__Aim of the exercise__
Your task is to output all the records below, word for word.
★ ★ ★ ★ ★ ★ ★
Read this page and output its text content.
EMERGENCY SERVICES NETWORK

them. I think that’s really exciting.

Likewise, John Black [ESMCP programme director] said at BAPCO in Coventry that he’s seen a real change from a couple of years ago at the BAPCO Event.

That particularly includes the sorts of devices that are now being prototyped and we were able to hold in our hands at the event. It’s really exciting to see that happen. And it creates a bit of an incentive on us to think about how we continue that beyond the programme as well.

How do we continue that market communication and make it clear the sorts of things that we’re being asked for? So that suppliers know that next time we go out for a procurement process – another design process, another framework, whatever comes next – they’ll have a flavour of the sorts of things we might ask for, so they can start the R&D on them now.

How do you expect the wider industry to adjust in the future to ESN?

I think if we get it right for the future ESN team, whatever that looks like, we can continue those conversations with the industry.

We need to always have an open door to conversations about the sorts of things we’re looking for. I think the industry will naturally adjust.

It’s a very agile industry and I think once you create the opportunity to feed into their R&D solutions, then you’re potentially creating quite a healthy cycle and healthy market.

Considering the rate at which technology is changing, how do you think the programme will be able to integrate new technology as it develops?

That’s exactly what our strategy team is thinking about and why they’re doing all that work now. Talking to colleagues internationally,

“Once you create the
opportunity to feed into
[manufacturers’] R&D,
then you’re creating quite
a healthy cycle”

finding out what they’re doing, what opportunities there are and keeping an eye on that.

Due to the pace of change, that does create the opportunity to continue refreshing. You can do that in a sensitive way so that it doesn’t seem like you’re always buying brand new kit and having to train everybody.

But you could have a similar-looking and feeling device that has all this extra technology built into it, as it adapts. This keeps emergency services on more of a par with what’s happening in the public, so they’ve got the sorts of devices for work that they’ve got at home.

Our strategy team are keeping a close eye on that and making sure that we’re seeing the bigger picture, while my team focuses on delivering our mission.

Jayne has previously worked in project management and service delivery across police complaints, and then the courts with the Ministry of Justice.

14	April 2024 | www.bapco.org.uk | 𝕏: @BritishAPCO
★ ★ ★ ★ ★ ★ ★
__Result for this task__
Read this page and output its text content.
EMERGENCY SERVICES NETWORK

them. I think that’s really exciting.

Likewise, John Black [ESMCP programme director] said at BAPCO in Coventry that he’s seen a real change from a couple of years ago at the BAPCO Event.

That particularly includes the sorts of devices that are now being prototyped and we were able to hold in our hands at the event. It’s really exciting to see that happen. And it creates a bit of an incentive on us to think about how we continue that beyond the programme as well.

How do we continue that market communication and make it clear the sorts of things that we’re being asked for? So that suppliers know that next time we go out for a procurement process – another design process, another framework, whatever comes next – they’ll have a flavour of the sorts of things we might ask for, so they can start the R&D on them now.

How do you expect the wider industry to adjust in the future to ESN?

I think if we get it right for the future ESN team, whatever that looks like, we can continue those conversations with the industry.

We need to always have an open door to conversations about the sorts of things we’re looking for. I think the industry will naturally adjust.

It’s a very agile industry and I think once you create the opportunity to feed into their R&D solutions, then you’re potentially creating quite a healthy cycle and healthy market.

Considering the rate at which technology is changing, how do you think the programme will be able to integrate new technology as it develops?

That’s exactly what our strategy team is thinking about and why they’re doing all that work now. Talking to colleagues internationally,

“Once you create the
opportunity to feed into
[manufacturers’] R&D,
then you’re creating quite
a healthy cycle”

finding out what they’re doing, what opportunities there are and keeping an eye on that.

Due to the pace of change, that does create the opportunity to continue refreshing. You can do that in a sensitive way so that it doesn’t seem like you’re always buying brand new kit and having to train everybody.

But you could have a similar-looking and feeling device that has all this extra technology built into it, as it adapts. This keeps emergency services on more of a par with what’s happening in the public, so they’ve got the sorts of devices for work that they’ve got at home.

Our strategy team are keeping a close eye on that and making sure that we’re seeing the bigger picture, while my team focuses on delivering our mission.

Jayne has previously worked in project management and service delivery across police complaints, and then the courts with the Ministry of Justice.

14	April 2024 | www.bapco.org.uk | 𝕏: @BritishAPCO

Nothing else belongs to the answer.